- [Short exercise] Return every line of the entries below verbatim, including all entries, but omit the pictures from your response.

- [Records for the exercise]

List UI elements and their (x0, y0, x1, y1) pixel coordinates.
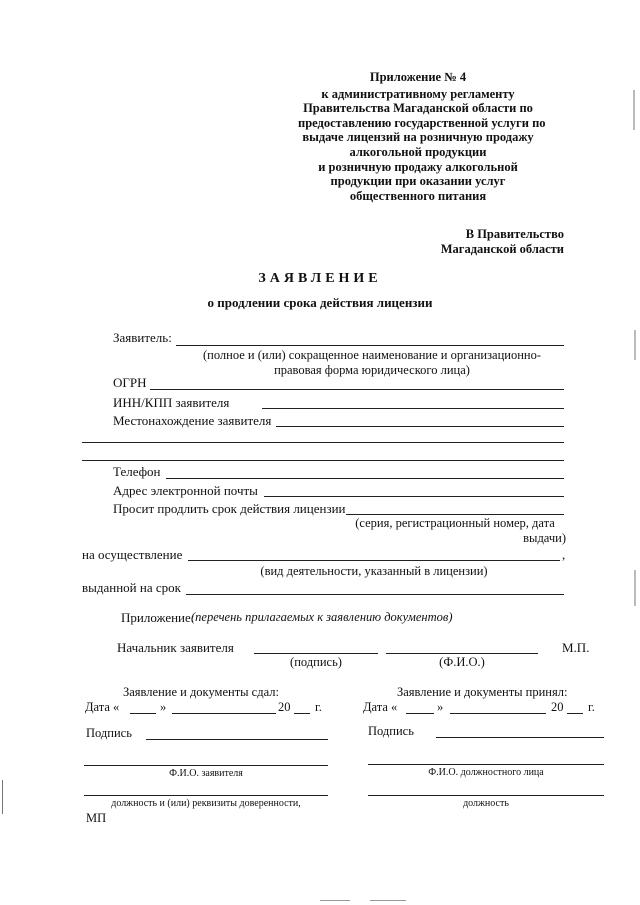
head-label: Начальник заявителя (117, 640, 234, 655)
left-year-suffix: г. (315, 700, 322, 714)
header-line: предоставлению государственной услуги по (298, 115, 546, 130)
header-line: алкогольной продукции (349, 144, 487, 159)
left-date-day-line[interactable] (130, 713, 156, 714)
left-sign-label: Подпись (86, 726, 132, 740)
applicant-input-line[interactable] (176, 345, 564, 346)
header-line: выдаче лицензий на розничную продажу (302, 130, 534, 145)
right-year-prefix: 20 (551, 700, 564, 714)
accepted-title: Заявление и документы принял: (397, 685, 568, 699)
header-line: к административному регламенту (321, 86, 515, 101)
inn-label: ИНН/КПП заявителя (113, 395, 230, 410)
extend-hint-1: (серия, регистрационный номер, дата (355, 516, 555, 530)
applicant-hint-1: (полное и (или) сокращенное наименование и организационно- (202, 348, 542, 362)
issued-label: выданной на срок (82, 580, 181, 595)
scan-artifact (633, 90, 635, 130)
sign-hint: (подпись) (290, 655, 342, 669)
right-date-day-line[interactable] (406, 713, 434, 714)
fio-hint: (Ф.И.О.) (439, 655, 485, 669)
attachment-hint: (перечень прилагаемых к заявлению документов) (191, 610, 453, 624)
location-input-line[interactable] (276, 426, 564, 427)
activity-label: на осуществление (82, 547, 183, 562)
attachment-label: Приложение: (121, 610, 195, 625)
header-line: Правительства Магаданской области по (303, 101, 533, 116)
right-sign-line[interactable] (436, 737, 604, 738)
phone-input-line[interactable] (166, 478, 564, 479)
extend-input-line[interactable] (346, 514, 564, 515)
appendix-title: Приложение № 4 (369, 70, 467, 84)
left-year-line[interactable] (294, 713, 310, 714)
location-label: Местонахождение заявителя (113, 413, 272, 428)
scan-artifact (634, 570, 636, 606)
right-position-line[interactable] (368, 795, 604, 796)
header-line: продукции при оказании услуг (330, 174, 506, 189)
activity-hint: (вид деятельности, указанный в лицензии) (260, 564, 488, 578)
left-date-close: » (160, 700, 167, 714)
submitted-title: Заявление и документы сдал: (123, 685, 279, 699)
addressee-line-2: Магаданской области (440, 242, 564, 256)
scan-artifact (320, 900, 350, 901)
email-input-line[interactable] (264, 496, 564, 497)
applicant-label: Заявитель: (113, 330, 172, 345)
right-date-close: » (437, 700, 444, 714)
right-year-line[interactable] (567, 713, 583, 714)
activity-input-line[interactable] (188, 560, 560, 561)
activity-comma: , (562, 547, 566, 562)
scan-artifact (2, 780, 3, 814)
header-line: и розничную продажу алкогольной (318, 159, 518, 174)
email-label: Адрес электронной почты (113, 483, 258, 498)
document-title: ЗАЯВЛЕНИЕ (258, 271, 382, 286)
right-position-caption: должность (463, 798, 509, 809)
head-sign-line[interactable] (254, 653, 378, 654)
right-year-suffix: г. (588, 700, 595, 714)
left-date-month-line[interactable] (172, 713, 276, 714)
right-date-month-line[interactable] (450, 713, 546, 714)
location-input-line-2[interactable] (82, 442, 564, 443)
head-fio-line[interactable] (386, 653, 538, 654)
left-sign-line[interactable] (146, 739, 328, 740)
right-fio-line[interactable] (368, 764, 604, 765)
phone-label: Телефон (113, 464, 161, 479)
right-sign-label: Подпись (368, 724, 414, 738)
ogrn-input-line[interactable] (150, 389, 564, 390)
location-input-line-3[interactable] (82, 460, 564, 461)
left-date-label: Дата « (85, 700, 120, 714)
left-fio-line[interactable] (84, 765, 328, 766)
left-year-prefix: 20 (278, 700, 291, 714)
extend-label: Просит продлить срок действия лицензии (113, 501, 346, 516)
left-fio-caption: Ф.И.О. заявителя (169, 768, 243, 779)
right-fio-caption: Ф.И.О. должностного лица (428, 767, 544, 778)
stamp-mp: М.П. (562, 640, 590, 655)
left-position-caption: должность и (или) реквизиты доверенности, (111, 798, 301, 809)
left-position-line[interactable] (84, 795, 328, 796)
document-subtitle: о продлении срока действия лицензии (207, 295, 433, 310)
applicant-hint-2: правовая форма юридического лица) (274, 363, 470, 377)
left-mp: МП (86, 811, 107, 825)
appendix-header (298, 70, 546, 203)
extend-hint-2: выдачи) (523, 531, 566, 545)
scan-artifact (370, 900, 406, 901)
header-line: общественного питания (349, 188, 487, 203)
right-date-label: Дата « (363, 700, 398, 714)
inn-input-line[interactable] (262, 408, 564, 409)
issued-input-line[interactable] (186, 594, 564, 595)
ogrn-label: ОГРН (113, 375, 147, 390)
addressee-line-1: В Правительство (465, 227, 564, 241)
scan-artifact (634, 330, 636, 360)
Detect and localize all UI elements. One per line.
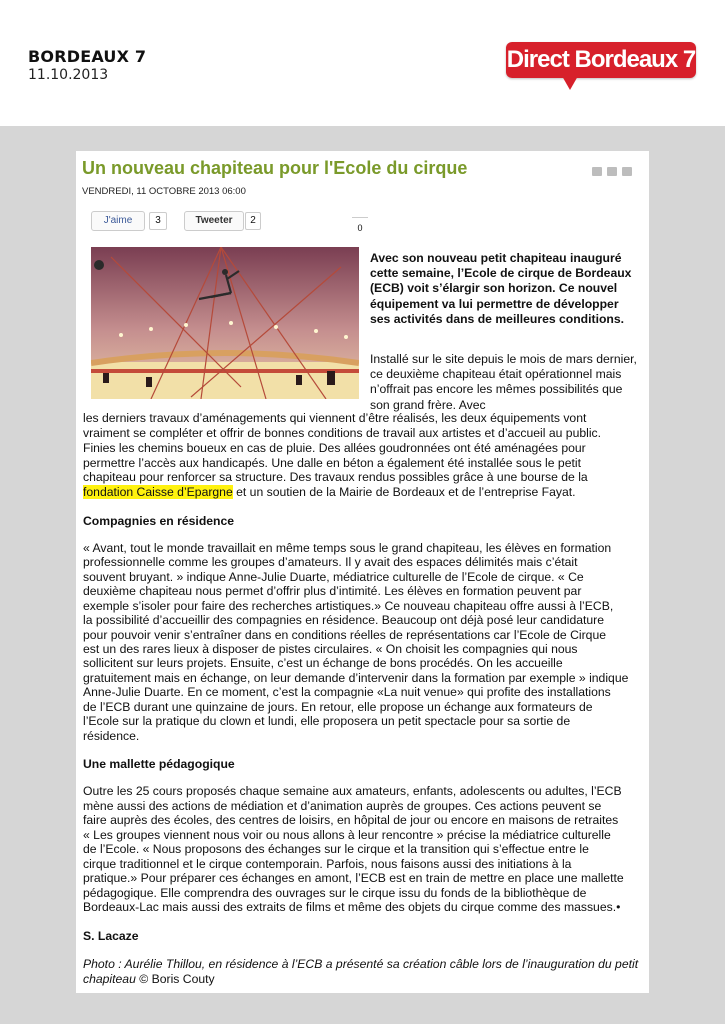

- [Task answer]
List UI elements and their (x0, y0, x1, y1) pixel coordinates.
head-label: Начальник заявителя (117, 640, 234, 655)
left-year-suffix: г. (315, 700, 322, 714)
header-line: предоставлению государственной услуги по (298, 115, 546, 130)
header-line: алкогольной продукции (349, 144, 487, 159)
left-date-day-line[interactable] (130, 713, 156, 714)
left-sign-label: Подпись (86, 726, 132, 740)
applicant-input-line[interactable] (176, 345, 564, 346)
header-line: выдаче лицензий на розничную продажу (302, 130, 534, 145)
right-year-prefix: 20 (551, 700, 564, 714)
accepted-title: Заявление и документы принял: (397, 685, 568, 699)
header-line: к административному регламенту (321, 86, 515, 101)
inn-label: ИНН/КПП заявителя (113, 395, 230, 410)
extend-hint-1: (серия, регистрационный номер, дата (355, 516, 555, 530)
applicant-hint-1: (полное и (или) сокращенное наименование и организационно- (202, 348, 542, 362)
issued-label: выданной на срок (82, 580, 181, 595)
scan-artifact (633, 90, 635, 130)
sign-hint: (подпись) (290, 655, 342, 669)
right-date-day-line[interactable] (406, 713, 434, 714)
fio-hint: (Ф.И.О.) (439, 655, 485, 669)
attachment-hint: (перечень прилагаемых к заявлению документов) (191, 610, 453, 624)
location-input-line[interactable] (276, 426, 564, 427)
activity-label: на осуществление (82, 547, 183, 562)
attachment-label: Приложение: (121, 610, 195, 625)
header-line: Правительства Магаданской области по (303, 101, 533, 116)
right-sign-line[interactable] (436, 737, 604, 738)
phone-input-line[interactable] (166, 478, 564, 479)
extend-input-line[interactable] (346, 514, 564, 515)
appendix-title: Приложение № 4 (369, 70, 467, 84)
left-year-line[interactable] (294, 713, 310, 714)
location-label: Местонахождение заявителя (113, 413, 272, 428)
scan-artifact (634, 570, 636, 606)
right-position-line[interactable] (368, 795, 604, 796)
header-line: продукции при оказании услуг (330, 174, 506, 189)
activity-hint: (вид деятельности, указанный в лицензии) (260, 564, 488, 578)
left-date-close: » (160, 700, 167, 714)
submitted-title: Заявление и документы сдал: (123, 685, 279, 699)
addressee-line-2: Магаданской области (440, 242, 564, 256)
scan-artifact (320, 900, 350, 901)
email-input-line[interactable] (264, 496, 564, 497)
applicant-label: Заявитель: (113, 330, 172, 345)
right-date-close: » (437, 700, 444, 714)
right-year-line[interactable] (567, 713, 583, 714)
activity-input-line[interactable] (188, 560, 560, 561)
activity-comma: , (562, 547, 566, 562)
scan-artifact (2, 780, 3, 814)
header-line: и розничную продажу алкогольной (318, 159, 518, 174)
email-label: Адрес электронной почты (113, 483, 258, 498)
document-title: ЗАЯВЛЕНИЕ (258, 271, 382, 286)
right-position-caption: должность (463, 798, 509, 809)
head-sign-line[interactable] (254, 653, 378, 654)
right-year-suffix: г. (588, 700, 595, 714)
left-date-month-line[interactable] (172, 713, 276, 714)
right-date-month-line[interactable] (450, 713, 546, 714)
location-input-line-2[interactable] (82, 442, 564, 443)
head-fio-line[interactable] (386, 653, 538, 654)
left-sign-line[interactable] (146, 739, 328, 740)
right-fio-line[interactable] (368, 764, 604, 765)
phone-label: Телефон (113, 464, 161, 479)
right-sign-label: Подпись (368, 724, 414, 738)
ogrn-input-line[interactable] (150, 389, 564, 390)
location-input-line-3[interactable] (82, 460, 564, 461)
left-date-label: Дата « (85, 700, 120, 714)
left-fio-line[interactable] (84, 765, 328, 766)
left-year-prefix: 20 (278, 700, 291, 714)
extend-label: Просит продлить срок действия лицензии (113, 501, 346, 516)
left-fio-caption: Ф.И.О. заявителя (169, 768, 243, 779)
right-fio-caption: Ф.И.О. должностного лица (428, 767, 544, 778)
stamp-mp: М.П. (562, 640, 590, 655)
left-position-caption: должность и (или) реквизиты доверенности, (111, 798, 301, 809)
left-position-line[interactable] (84, 795, 328, 796)
document-subtitle: о продлении срока действия лицензии (207, 295, 433, 310)
applicant-hint-2: правовая форма юридического лица) (274, 363, 470, 377)
left-mp: МП (86, 811, 107, 825)
appendix-header (298, 70, 546, 203)
extend-hint-2: выдачи) (523, 531, 566, 545)
scan-artifact (370, 900, 406, 901)
header-line: общественного питания (349, 188, 487, 203)
right-date-label: Дата « (363, 700, 398, 714)
inn-input-line[interactable] (262, 408, 564, 409)
issued-input-line[interactable] (186, 594, 564, 595)
ogrn-label: ОГРН (113, 375, 147, 390)
addressee-line-1: В Правительство (465, 227, 564, 241)
scan-artifact (634, 330, 636, 360)
Detect and localize all UI elements. One per line.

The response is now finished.